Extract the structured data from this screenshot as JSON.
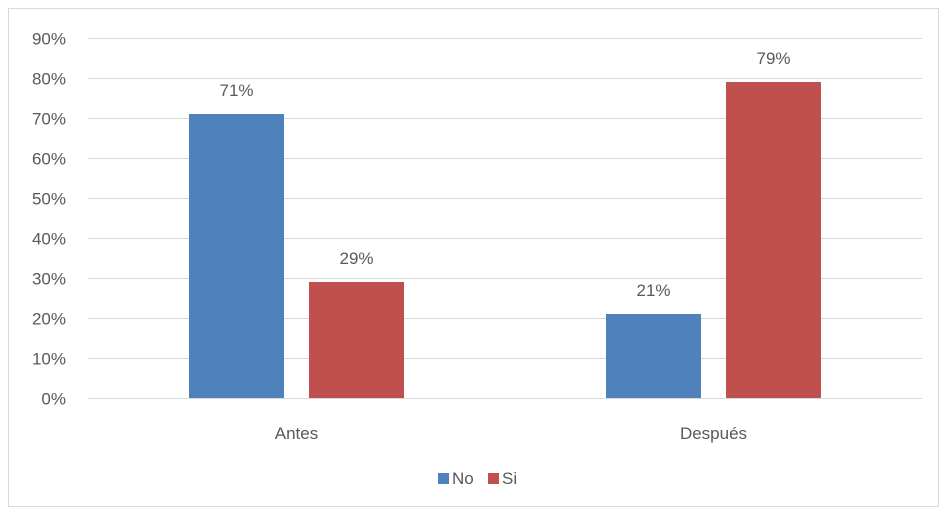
{
  "chart_data": {
    "type": "bar",
    "categories": [
      "Antes",
      "Después"
    ],
    "series": [
      {
        "name": "No",
        "values": [
          71,
          21
        ],
        "labels": [
          "71%",
          "21%"
        ],
        "color": "#4f81bd"
      },
      {
        "name": "Si",
        "values": [
          29,
          79
        ],
        "labels": [
          "29%",
          "79%"
        ],
        "color": "#c0504d"
      }
    ],
    "ylim": [
      0,
      90
    ],
    "yticks": [
      0,
      10,
      20,
      30,
      40,
      50,
      60,
      70,
      80,
      90
    ],
    "ytick_labels": [
      "0%",
      "10%",
      "20%",
      "30%",
      "40%",
      "50%",
      "60%",
      "70%",
      "80%",
      "90%"
    ],
    "grid": true,
    "legend_position": "bottom",
    "gridline_color": "#d9d9d9"
  }
}
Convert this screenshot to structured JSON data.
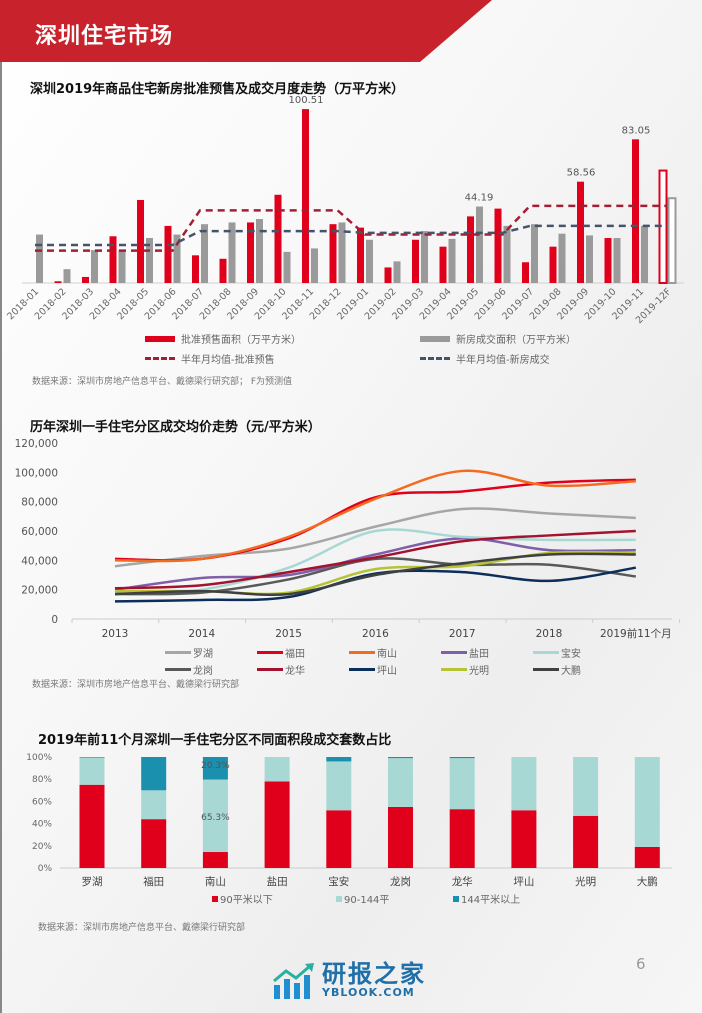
{
  "header": {
    "title": "深圳住宅市场",
    "colors": {
      "band": "#c8232c"
    }
  },
  "page_number": "6",
  "watermark": {
    "cn": "研报之家",
    "en": "YBLOOK.COM"
  },
  "chart_data": [
    {
      "type": "bar",
      "title": "深圳2019年商品住宅新房批准预售及成交月度走势（万平方米）",
      "categories": [
        "2018-01",
        "2018-02",
        "2018-03",
        "2018-04",
        "2018-05",
        "2018-06",
        "2018-07",
        "2018-08",
        "2018-09",
        "2018-10",
        "2018-11",
        "2018-12",
        "2019-01",
        "2019-02",
        "2019-03",
        "2019-04",
        "2019-05",
        "2019-06",
        "2019-07",
        "2019-08",
        "2019-09",
        "2019-10",
        "2019-11",
        "2019-12F"
      ],
      "series": [
        {
          "name": "批准预售面积（万平方米）",
          "kind": "bar",
          "color": "#e0001b",
          "values": [
            0,
            1,
            3.5,
            27,
            48,
            33,
            16,
            14,
            35,
            51,
            100.51,
            34,
            32,
            9,
            25,
            21,
            38.5,
            43,
            12,
            21,
            58.56,
            26,
            83.05,
            65
          ]
        },
        {
          "name": "新房成交面积（万平方米）",
          "kind": "bar",
          "color": "#9a9a9a",
          "values": [
            28,
            8,
            19,
            19,
            26,
            28,
            34,
            35,
            37,
            18,
            20,
            35,
            25,
            12.5,
            30,
            25.5,
            44.19,
            33,
            34,
            28.5,
            27.5,
            26,
            33,
            49
          ]
        },
        {
          "name": "半年月均值-批准预售",
          "kind": "dashed-line",
          "color": "#a31f34",
          "values": [
            18.7,
            18.7,
            18.7,
            18.7,
            18.7,
            18.7,
            42,
            42,
            42,
            42,
            42,
            42,
            28,
            28,
            28,
            28,
            28,
            28,
            44.6,
            44.6,
            44.6,
            44.6,
            44.6,
            44.6
          ]
        },
        {
          "name": "半年月均值-新房成交",
          "kind": "dashed-line",
          "color": "#44546a",
          "values": [
            22,
            22,
            22,
            22,
            22,
            22,
            30,
            30,
            30,
            30,
            30,
            30,
            29,
            29,
            29,
            29,
            29,
            29,
            33,
            33,
            33,
            33,
            33,
            33
          ]
        }
      ],
      "forecast_category": "2019-12F",
      "data_labels": [
        {
          "category": "2018-11",
          "series": 0,
          "text": "100.51"
        },
        {
          "category": "2019-05",
          "series": 1,
          "text": "44.19"
        },
        {
          "category": "2019-09",
          "series": 0,
          "text": "58.56"
        },
        {
          "category": "2019-11",
          "series": 0,
          "text": "83.05"
        }
      ],
      "ylim": [
        0,
        110
      ],
      "source": "数据来源：深圳市房地产信息平台、戴德梁行研究部；  F为预测值"
    },
    {
      "type": "line",
      "title": "历年深圳一手住宅分区成交均价走势（元/平方米）",
      "categories": [
        "2013",
        "2014",
        "2015",
        "2016",
        "2017",
        "2018",
        "2019前11个月"
      ],
      "yticks": [
        "0",
        "20,000",
        "40,000",
        "60,000",
        "80,000",
        "100,000",
        "120,000"
      ],
      "ylim": [
        0,
        120000
      ],
      "series": [
        {
          "name": "罗湖",
          "color": "#a6a6a6",
          "values": [
            36000,
            43000,
            48000,
            63000,
            75000,
            72000,
            69000
          ]
        },
        {
          "name": "福田",
          "color": "#e0001b",
          "values": [
            41000,
            41000,
            55000,
            83000,
            87000,
            93000,
            95000
          ]
        },
        {
          "name": "南山",
          "color": "#f26b21",
          "values": [
            40000,
            41000,
            56000,
            82000,
            101000,
            91000,
            94000
          ]
        },
        {
          "name": "盐田",
          "color": "#7f5fa8",
          "values": [
            20000,
            28000,
            30000,
            44000,
            55000,
            47000,
            47000
          ]
        },
        {
          "name": "宝安",
          "color": "#a8d8d3",
          "values": [
            18000,
            20000,
            35000,
            60000,
            56000,
            54000,
            54000
          ]
        },
        {
          "name": "龙岗",
          "color": "#595959",
          "values": [
            17000,
            18000,
            27000,
            41000,
            37000,
            37000,
            29000
          ]
        },
        {
          "name": "龙华",
          "color": "#a3122e",
          "values": [
            21000,
            23000,
            32000,
            42000,
            53000,
            57000,
            60000
          ]
        },
        {
          "name": "坪山",
          "color": "#0b2e5a",
          "values": [
            12000,
            13000,
            15000,
            31000,
            32000,
            26000,
            35000
          ]
        },
        {
          "name": "光明",
          "color": "#b5c334",
          "values": [
            19000,
            19000,
            18000,
            34000,
            36000,
            45000,
            45000
          ]
        },
        {
          "name": "大鹏",
          "color": "#404040",
          "values": [
            17000,
            19000,
            17000,
            30000,
            38000,
            44000,
            44000
          ]
        }
      ],
      "source": "数据来源：深圳市房地产信息平台、戴德梁行研究部"
    },
    {
      "type": "bar",
      "stacked": true,
      "title": "2019年前11个月深圳一手住宅分区不同面积段成交套数占比",
      "categories": [
        "罗湖",
        "福田",
        "南山",
        "盐田",
        "宝安",
        "龙岗",
        "龙华",
        "坪山",
        "光明",
        "大鹏"
      ],
      "yticks": [
        "0%",
        "20%",
        "40%",
        "60%",
        "80%",
        "100%"
      ],
      "ylim": [
        0,
        100
      ],
      "series": [
        {
          "name": "90平米以下",
          "color": "#e0001b",
          "values": [
            75,
            44,
            14.4,
            78,
            52,
            55,
            53,
            52,
            47,
            19
          ]
        },
        {
          "name": "90-144平",
          "color": "#a8d8d3",
          "values": [
            24.5,
            26,
            65.3,
            22,
            44,
            44,
            46,
            48,
            53,
            81
          ]
        },
        {
          "name": "144平米以上",
          "color": "#1a8fae",
          "values": [
            0.5,
            30,
            20.3,
            0,
            4,
            1,
            1,
            0,
            0,
            0
          ]
        }
      ],
      "data_labels": [
        {
          "category": "南山",
          "series": 2,
          "text": "20.3%"
        },
        {
          "category": "南山",
          "series": 1,
          "text": "65.3%"
        }
      ],
      "source": "数据来源：深圳市房地产信息平台、戴德梁行研究部"
    }
  ]
}
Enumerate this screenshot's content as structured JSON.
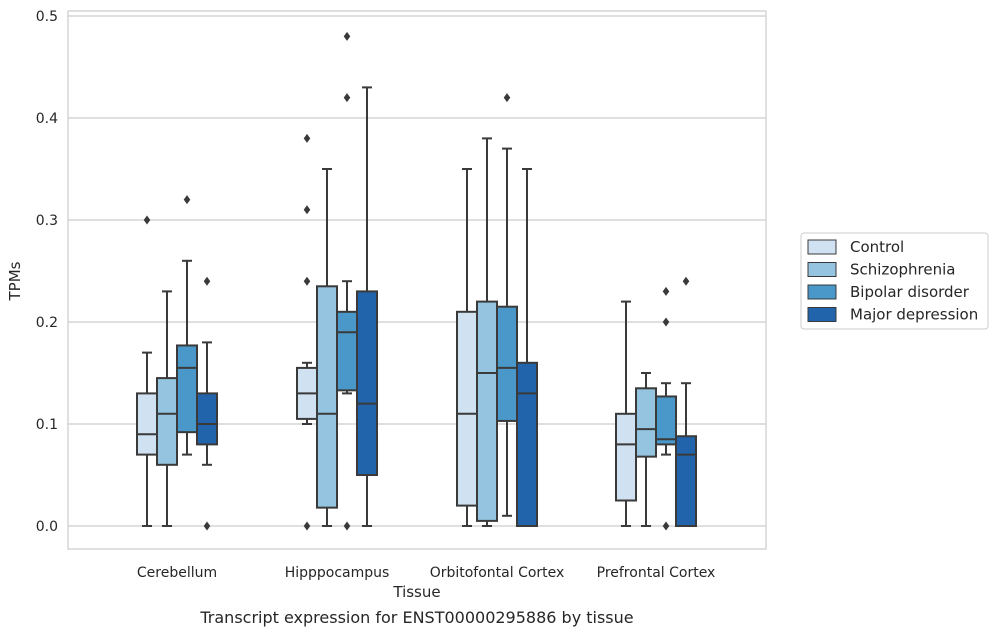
{
  "caption": "Transcript expression for ENST00000295886 by tissue",
  "chart_data": {
    "type": "box",
    "xlabel": "Tissue",
    "ylabel": "TPMs",
    "ylim": [
      -0.023,
      0.505
    ],
    "yticks": [
      0.0,
      0.1,
      0.2,
      0.3,
      0.4,
      0.5
    ],
    "ytick_labels": [
      "0.0",
      "0.1",
      "0.2",
      "0.3",
      "0.4",
      "0.5"
    ],
    "grid": "horizontal",
    "legend_position": "right",
    "categories": [
      "Cerebellum",
      "Hipppocampus",
      "Orbitofontal Cortex",
      "Prefrontal Cortex"
    ],
    "series": [
      {
        "name": "Control",
        "color": "#d0e1f2",
        "boxes": [
          {
            "whislo": 0.0,
            "q1": 0.07,
            "med": 0.09,
            "q3": 0.13,
            "whishi": 0.17,
            "fliers": [
              0.3
            ]
          },
          {
            "whislo": 0.1,
            "q1": 0.105,
            "med": 0.13,
            "q3": 0.155,
            "whishi": 0.16,
            "fliers": [
              0.0,
              0.24,
              0.31,
              0.38
            ]
          },
          {
            "whislo": 0.0,
            "q1": 0.02,
            "med": 0.11,
            "q3": 0.21,
            "whishi": 0.35,
            "fliers": []
          },
          {
            "whislo": 0.0,
            "q1": 0.025,
            "med": 0.08,
            "q3": 0.11,
            "whishi": 0.22,
            "fliers": []
          }
        ]
      },
      {
        "name": "Schizophrenia",
        "color": "#94c4df",
        "boxes": [
          {
            "whislo": 0.0,
            "q1": 0.06,
            "med": 0.11,
            "q3": 0.145,
            "whishi": 0.23,
            "fliers": []
          },
          {
            "whislo": 0.0,
            "q1": 0.018,
            "med": 0.11,
            "q3": 0.235,
            "whishi": 0.35,
            "fliers": []
          },
          {
            "whislo": 0.0,
            "q1": 0.005,
            "med": 0.15,
            "q3": 0.22,
            "whishi": 0.38,
            "fliers": []
          },
          {
            "whislo": 0.0,
            "q1": 0.068,
            "med": 0.095,
            "q3": 0.135,
            "whishi": 0.15,
            "fliers": []
          }
        ]
      },
      {
        "name": "Bipolar disorder",
        "color": "#4a98c9",
        "boxes": [
          {
            "whislo": 0.07,
            "q1": 0.092,
            "med": 0.155,
            "q3": 0.177,
            "whishi": 0.26,
            "fliers": [
              0.32
            ]
          },
          {
            "whislo": 0.13,
            "q1": 0.133,
            "med": 0.19,
            "q3": 0.21,
            "whishi": 0.24,
            "fliers": [
              0.0,
              0.42,
              0.48
            ]
          },
          {
            "whislo": 0.01,
            "q1": 0.103,
            "med": 0.155,
            "q3": 0.215,
            "whishi": 0.37,
            "fliers": [
              0.42
            ]
          },
          {
            "whislo": 0.07,
            "q1": 0.08,
            "med": 0.085,
            "q3": 0.127,
            "whishi": 0.14,
            "fliers": [
              0.0,
              0.2,
              0.23
            ]
          }
        ]
      },
      {
        "name": "Major depression",
        "color": "#2164ab",
        "boxes": [
          {
            "whislo": 0.06,
            "q1": 0.08,
            "med": 0.1,
            "q3": 0.13,
            "whishi": 0.18,
            "fliers": [
              0.0,
              0.24
            ]
          },
          {
            "whislo": 0.0,
            "q1": 0.05,
            "med": 0.12,
            "q3": 0.23,
            "whishi": 0.43,
            "fliers": []
          },
          {
            "whislo": 0.0,
            "q1": 0.0,
            "med": 0.13,
            "q3": 0.16,
            "whishi": 0.35,
            "fliers": []
          },
          {
            "whislo": 0.0,
            "q1": 0.0,
            "med": 0.07,
            "q3": 0.088,
            "whishi": 0.14,
            "fliers": [
              0.24
            ]
          }
        ]
      }
    ]
  }
}
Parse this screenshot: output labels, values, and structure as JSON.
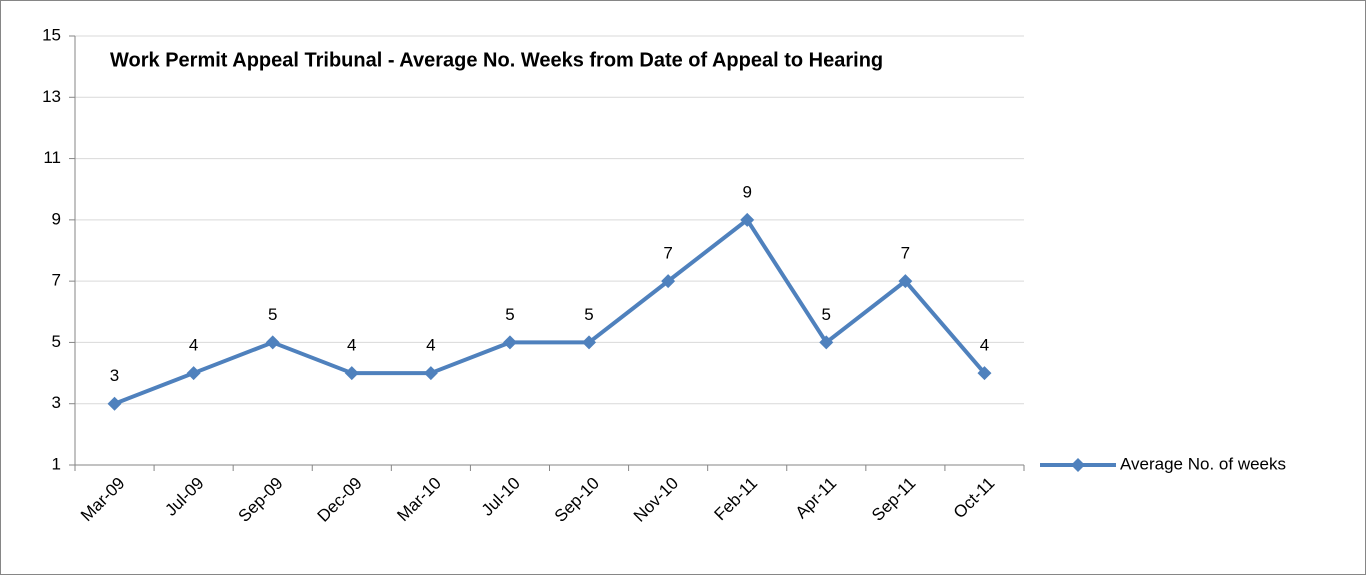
{
  "chart_data": {
    "type": "line",
    "title": "Work Permit Appeal Tribunal - Average No. Weeks from Date of Appeal to Hearing",
    "categories": [
      "Mar-09",
      "Jul-09",
      "Sep-09",
      "Dec-09",
      "Mar-10",
      "Jul-10",
      "Sep-10",
      "Nov-10",
      "Feb-11",
      "Apr-11",
      "Sep-11",
      "Oct-11"
    ],
    "series": [
      {
        "name": "Average No. of weeks",
        "color": "#4f81bd",
        "values": [
          3,
          4,
          5,
          4,
          4,
          5,
          5,
          7,
          9,
          5,
          7,
          4
        ]
      }
    ],
    "ylim": [
      1,
      15
    ],
    "yticks": [
      1,
      3,
      5,
      7,
      9,
      11,
      13,
      15
    ],
    "grid": true,
    "legend": "right",
    "data_labels": true
  }
}
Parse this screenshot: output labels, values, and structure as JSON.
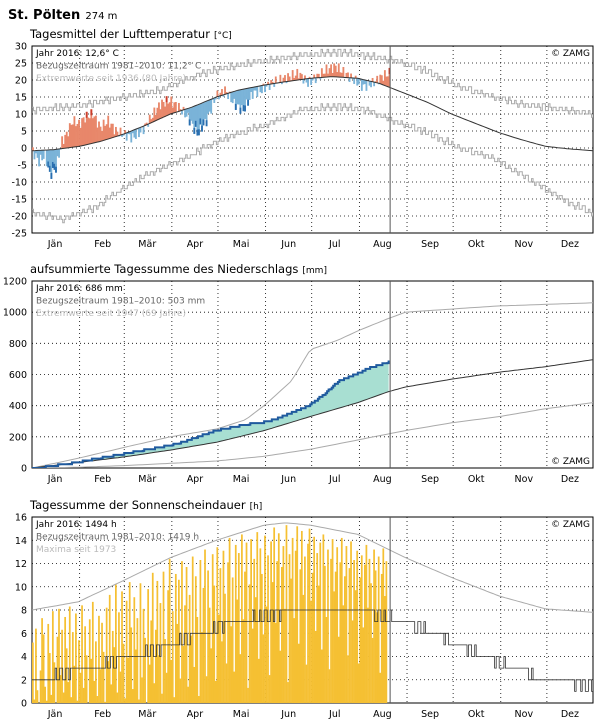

__Instructions to follow__. Check each line of the entries above, and show every one holding the word "true".

__Full response__.
    "grid": true,
      "stacked": true,
    "grid": true,
    "data_labels": true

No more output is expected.